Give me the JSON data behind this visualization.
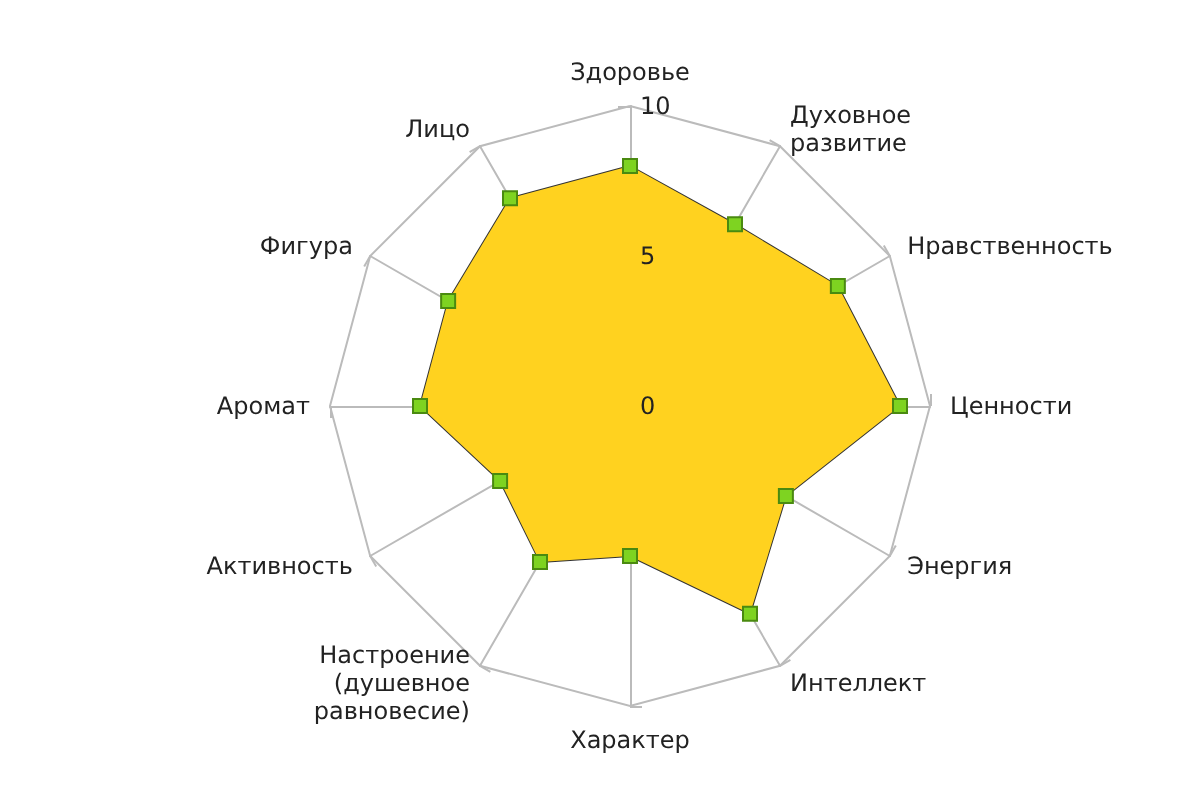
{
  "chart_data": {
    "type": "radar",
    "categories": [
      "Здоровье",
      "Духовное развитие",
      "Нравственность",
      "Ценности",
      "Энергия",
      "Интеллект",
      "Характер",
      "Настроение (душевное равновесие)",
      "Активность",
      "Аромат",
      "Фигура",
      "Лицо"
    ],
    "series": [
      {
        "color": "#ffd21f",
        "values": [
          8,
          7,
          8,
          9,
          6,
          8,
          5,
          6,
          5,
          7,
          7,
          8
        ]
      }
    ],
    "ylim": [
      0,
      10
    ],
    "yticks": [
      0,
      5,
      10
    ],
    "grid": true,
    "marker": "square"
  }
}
----------
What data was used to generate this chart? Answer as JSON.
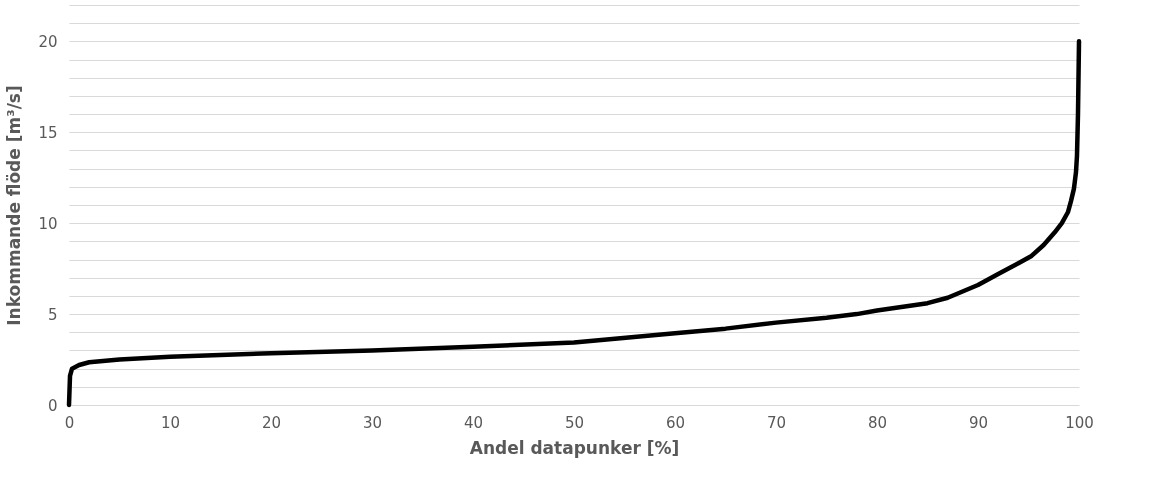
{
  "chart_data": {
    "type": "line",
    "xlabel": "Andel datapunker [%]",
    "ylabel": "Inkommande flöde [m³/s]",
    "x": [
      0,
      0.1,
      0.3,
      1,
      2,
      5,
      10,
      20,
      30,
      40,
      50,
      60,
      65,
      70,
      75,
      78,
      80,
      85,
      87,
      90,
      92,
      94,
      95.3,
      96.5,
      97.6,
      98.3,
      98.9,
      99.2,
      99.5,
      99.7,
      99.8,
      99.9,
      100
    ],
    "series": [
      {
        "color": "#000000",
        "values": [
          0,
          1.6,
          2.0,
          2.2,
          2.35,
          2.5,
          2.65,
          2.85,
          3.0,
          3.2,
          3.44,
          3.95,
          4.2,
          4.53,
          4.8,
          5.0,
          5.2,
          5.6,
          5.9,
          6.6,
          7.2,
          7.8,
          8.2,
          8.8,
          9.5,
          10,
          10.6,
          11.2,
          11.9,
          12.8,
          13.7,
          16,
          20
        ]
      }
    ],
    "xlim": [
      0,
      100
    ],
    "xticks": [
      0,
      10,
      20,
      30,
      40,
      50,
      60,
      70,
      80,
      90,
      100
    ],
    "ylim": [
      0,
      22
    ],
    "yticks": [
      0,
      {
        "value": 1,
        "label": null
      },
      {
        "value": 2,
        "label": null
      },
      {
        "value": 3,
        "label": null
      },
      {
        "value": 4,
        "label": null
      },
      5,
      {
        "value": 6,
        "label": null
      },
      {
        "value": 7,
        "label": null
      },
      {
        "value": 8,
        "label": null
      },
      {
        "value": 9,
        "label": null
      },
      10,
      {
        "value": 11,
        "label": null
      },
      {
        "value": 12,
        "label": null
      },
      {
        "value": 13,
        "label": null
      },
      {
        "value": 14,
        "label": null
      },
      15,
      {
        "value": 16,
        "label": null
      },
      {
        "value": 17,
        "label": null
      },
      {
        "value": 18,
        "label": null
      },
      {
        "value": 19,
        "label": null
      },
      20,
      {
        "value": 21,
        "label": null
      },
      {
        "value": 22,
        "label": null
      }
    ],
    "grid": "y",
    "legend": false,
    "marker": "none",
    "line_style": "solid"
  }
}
----------
Where a line of the data holds "this", show that line.

Give me the JSON data behind this visualization.
What data was used to generate this chart? Answer as JSON.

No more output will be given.